> _Job_: Each record below is to be reproduced without any change.

------------------------------------------------

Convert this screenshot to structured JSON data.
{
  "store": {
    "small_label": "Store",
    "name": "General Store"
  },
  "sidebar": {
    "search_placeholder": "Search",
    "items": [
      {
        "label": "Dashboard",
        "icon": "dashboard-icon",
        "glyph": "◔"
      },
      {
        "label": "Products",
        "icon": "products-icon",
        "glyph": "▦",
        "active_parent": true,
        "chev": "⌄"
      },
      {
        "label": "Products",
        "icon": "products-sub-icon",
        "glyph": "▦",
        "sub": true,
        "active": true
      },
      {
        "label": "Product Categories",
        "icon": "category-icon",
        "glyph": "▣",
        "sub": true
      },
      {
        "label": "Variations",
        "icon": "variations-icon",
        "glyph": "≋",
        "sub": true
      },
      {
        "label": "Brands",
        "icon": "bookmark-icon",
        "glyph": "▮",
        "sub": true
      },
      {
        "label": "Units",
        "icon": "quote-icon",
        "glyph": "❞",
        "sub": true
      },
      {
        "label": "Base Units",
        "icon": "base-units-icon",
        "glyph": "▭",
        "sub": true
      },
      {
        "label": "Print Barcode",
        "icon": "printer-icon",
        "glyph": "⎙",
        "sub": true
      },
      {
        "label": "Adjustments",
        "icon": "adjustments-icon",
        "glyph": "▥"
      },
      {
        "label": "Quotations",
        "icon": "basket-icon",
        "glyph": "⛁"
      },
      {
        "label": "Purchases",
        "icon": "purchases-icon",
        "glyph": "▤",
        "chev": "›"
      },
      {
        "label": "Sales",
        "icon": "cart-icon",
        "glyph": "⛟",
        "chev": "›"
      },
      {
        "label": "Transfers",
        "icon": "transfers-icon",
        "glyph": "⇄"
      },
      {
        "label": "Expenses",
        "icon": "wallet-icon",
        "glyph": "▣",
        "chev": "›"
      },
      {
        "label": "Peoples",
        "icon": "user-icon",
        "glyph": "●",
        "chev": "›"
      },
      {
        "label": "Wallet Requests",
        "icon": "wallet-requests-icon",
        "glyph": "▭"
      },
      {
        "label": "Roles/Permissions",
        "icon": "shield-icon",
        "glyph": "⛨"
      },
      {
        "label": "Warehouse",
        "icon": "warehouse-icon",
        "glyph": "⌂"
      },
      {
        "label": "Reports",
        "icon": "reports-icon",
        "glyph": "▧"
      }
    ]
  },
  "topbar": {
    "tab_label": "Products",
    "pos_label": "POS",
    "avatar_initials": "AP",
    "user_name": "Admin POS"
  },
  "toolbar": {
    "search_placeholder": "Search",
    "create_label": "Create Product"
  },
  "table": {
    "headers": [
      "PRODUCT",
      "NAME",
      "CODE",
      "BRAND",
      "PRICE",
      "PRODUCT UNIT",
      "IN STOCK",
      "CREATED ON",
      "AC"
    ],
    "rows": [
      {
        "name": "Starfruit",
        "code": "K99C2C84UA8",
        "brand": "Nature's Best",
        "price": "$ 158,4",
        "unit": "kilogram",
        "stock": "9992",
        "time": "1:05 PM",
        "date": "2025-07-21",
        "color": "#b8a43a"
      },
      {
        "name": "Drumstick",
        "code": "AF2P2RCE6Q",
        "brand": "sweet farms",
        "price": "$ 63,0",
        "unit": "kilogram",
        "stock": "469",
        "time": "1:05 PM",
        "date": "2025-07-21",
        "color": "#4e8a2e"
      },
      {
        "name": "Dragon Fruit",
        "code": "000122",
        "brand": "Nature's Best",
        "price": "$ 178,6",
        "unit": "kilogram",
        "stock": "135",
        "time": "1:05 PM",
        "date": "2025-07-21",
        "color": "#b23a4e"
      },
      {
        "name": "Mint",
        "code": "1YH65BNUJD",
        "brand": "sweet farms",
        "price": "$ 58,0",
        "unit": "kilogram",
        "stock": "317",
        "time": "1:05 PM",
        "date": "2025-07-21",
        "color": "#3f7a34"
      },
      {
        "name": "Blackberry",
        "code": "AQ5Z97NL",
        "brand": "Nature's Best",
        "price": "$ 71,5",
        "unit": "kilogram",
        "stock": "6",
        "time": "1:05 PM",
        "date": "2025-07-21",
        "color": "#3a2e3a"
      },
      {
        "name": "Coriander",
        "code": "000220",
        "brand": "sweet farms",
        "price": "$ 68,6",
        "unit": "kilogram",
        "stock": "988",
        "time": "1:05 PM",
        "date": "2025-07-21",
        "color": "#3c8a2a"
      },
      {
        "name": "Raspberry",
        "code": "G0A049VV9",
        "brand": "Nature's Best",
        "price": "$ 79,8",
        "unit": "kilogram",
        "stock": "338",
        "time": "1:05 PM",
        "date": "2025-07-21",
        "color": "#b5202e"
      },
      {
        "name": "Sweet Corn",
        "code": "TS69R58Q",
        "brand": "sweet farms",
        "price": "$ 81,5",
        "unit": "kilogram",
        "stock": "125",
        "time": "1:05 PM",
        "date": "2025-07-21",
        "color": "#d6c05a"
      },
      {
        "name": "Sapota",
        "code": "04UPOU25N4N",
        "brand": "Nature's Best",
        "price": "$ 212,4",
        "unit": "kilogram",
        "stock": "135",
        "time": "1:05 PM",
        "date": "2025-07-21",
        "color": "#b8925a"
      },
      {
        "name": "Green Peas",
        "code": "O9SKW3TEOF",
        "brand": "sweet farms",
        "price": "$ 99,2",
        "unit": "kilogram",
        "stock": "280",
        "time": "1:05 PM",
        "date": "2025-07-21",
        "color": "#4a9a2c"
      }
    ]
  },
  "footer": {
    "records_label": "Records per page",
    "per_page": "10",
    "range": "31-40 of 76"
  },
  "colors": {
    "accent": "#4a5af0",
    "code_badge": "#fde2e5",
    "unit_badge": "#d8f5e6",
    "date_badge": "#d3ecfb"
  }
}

------------------------------------------------

> _The result_:
Convert this screenshot to structured JSON data.
{
  "store": {
    "small_label": "Store",
    "name": "General Store"
  },
  "sidebar": {
    "search_placeholder": "Search",
    "items": [
      {
        "label": "Dashboard",
        "icon": "dashboard-icon",
        "glyph": "◔"
      },
      {
        "label": "Products",
        "icon": "products-icon",
        "glyph": "▦",
        "active_parent": true,
        "chev": "⌄"
      },
      {
        "label": "Products",
        "icon": "products-sub-icon",
        "glyph": "▦",
        "sub": true,
        "active": true
      },
      {
        "label": "Product Categories",
        "icon": "category-icon",
        "glyph": "▣",
        "sub": true
      },
      {
        "label": "Variations",
        "icon": "variations-icon",
        "glyph": "≋",
        "sub": true
      },
      {
        "label": "Brands",
        "icon": "bookmark-icon",
        "glyph": "▮",
        "sub": true
      },
      {
        "label": "Units",
        "icon": "quote-icon",
        "glyph": "❞",
        "sub": true
      },
      {
        "label": "Base Units",
        "icon": "base-units-icon",
        "glyph": "▭",
        "sub": true
      },
      {
        "label": "Print Barcode",
        "icon": "printer-icon",
        "glyph": "⎙",
        "sub": true
      },
      {
        "label": "Adjustments",
        "icon": "adjustments-icon",
        "glyph": "▥"
      },
      {
        "label": "Quotations",
        "icon": "basket-icon",
        "glyph": "⛁"
      },
      {
        "label": "Purchases",
        "icon": "purchases-icon",
        "glyph": "▤",
        "chev": "›"
      },
      {
        "label": "Sales",
        "icon": "cart-icon",
        "glyph": "⛟",
        "chev": "›"
      },
      {
        "label": "Transfers",
        "icon": "transfers-icon",
        "glyph": "⇄"
      },
      {
        "label": "Expenses",
        "icon": "wallet-icon",
        "glyph": "▣",
        "chev": "›"
      },
      {
        "label": "Peoples",
        "icon": "user-icon",
        "glyph": "●",
        "chev": "›"
      },
      {
        "label": "Wallet Requests",
        "icon": "wallet-requests-icon",
        "glyph": "▭"
      },
      {
        "label": "Roles/Permissions",
        "icon": "shield-icon",
        "glyph": "⛨"
      },
      {
        "label": "Warehouse",
        "icon": "warehouse-icon",
        "glyph": "⌂"
      },
      {
        "label": "Reports",
        "icon": "reports-icon",
        "glyph": "▧"
      }
    ]
  },
  "topbar": {
    "tab_label": "Products",
    "pos_label": "POS",
    "avatar_initials": "AP",
    "user_name": "Admin POS"
  },
  "toolbar": {
    "search_placeholder": "Search",
    "create_label": "Create Product"
  },
  "table": {
    "headers": [
      "PRODUCT",
      "NAME",
      "CODE",
      "BRAND",
      "PRICE",
      "PRODUCT UNIT",
      "IN STOCK",
      "CREATED ON",
      "AC"
    ],
    "rows": [
      {
        "name": "Starfruit",
        "code": "K99C2C84UA8",
        "brand": "Nature's Best",
        "price": "$ 158,4",
        "unit": "kilogram",
        "stock": "9992",
        "time": "1:05 PM",
        "date": "2025-07-21",
        "color": "#b8a43a"
      },
      {
        "name": "Drumstick",
        "code": "AF2P2RCE6Q",
        "brand": "sweet farms",
        "price": "$ 63,0",
        "unit": "kilogram",
        "stock": "469",
        "time": "1:05 PM",
        "date": "2025-07-21",
        "color": "#4e8a2e"
      },
      {
        "name": "Dragon Fruit",
        "code": "000122",
        "brand": "Nature's Best",
        "price": "$ 178,6",
        "unit": "kilogram",
        "stock": "135",
        "time": "1:05 PM",
        "date": "2025-07-21",
        "color": "#b23a4e"
      },
      {
        "name": "Mint",
        "code": "1YH65BNUJD",
        "brand": "sweet farms",
        "price": "$ 58,0",
        "unit": "kilogram",
        "stock": "317",
        "time": "1:05 PM",
        "date": "2025-07-21",
        "color": "#3f7a34"
      },
      {
        "name": "Blackberry",
        "code": "AQ5Z97NL",
        "brand": "Nature's Best",
        "price": "$ 71,5",
        "unit": "kilogram",
        "stock": "6",
        "time": "1:05 PM",
        "date": "2025-07-21",
        "color": "#3a2e3a"
      },
      {
        "name": "Coriander",
        "code": "000220",
        "brand": "sweet farms",
        "price": "$ 68,6",
        "unit": "kilogram",
        "stock": "988",
        "time": "1:05 PM",
        "date": "2025-07-21",
        "color": "#3c8a2a"
      },
      {
        "name": "Raspberry",
        "code": "G0A049VV9",
        "brand": "Nature's Best",
        "price": "$ 79,8",
        "unit": "kilogram",
        "stock": "338",
        "time": "1:05 PM",
        "date": "2025-07-21",
        "color": "#b5202e"
      },
      {
        "name": "Sweet Corn",
        "code": "TS69R58Q",
        "brand": "sweet farms",
        "price": "$ 81,5",
        "unit": "kilogram",
        "stock": "125",
        "time": "1:05 PM",
        "date": "2025-07-21",
        "color": "#d6c05a"
      },
      {
        "name": "Sapota",
        "code": "04UPOU25N4N",
        "brand": "Nature's Best",
        "price": "$ 212,4",
        "unit": "kilogram",
        "stock": "135",
        "time": "1:05 PM",
        "date": "2025-07-21",
        "color": "#b8925a"
      },
      {
        "name": "Green Peas",
        "code": "O9SKW3TEOF",
        "brand": "sweet farms",
        "price": "$ 99,2",
        "unit": "kilogram",
        "stock": "280",
        "time": "1:05 PM",
        "date": "2025-07-21",
        "color": "#4a9a2c"
      }
    ]
  },
  "footer": {
    "records_label": "Records per page",
    "per_page": "10",
    "range": "31-40 of 76"
  },
  "colors": {
    "accent": "#4a5af0",
    "code_badge": "#fde2e5",
    "unit_badge": "#d8f5e6",
    "date_badge": "#d3ecfb"
  }
}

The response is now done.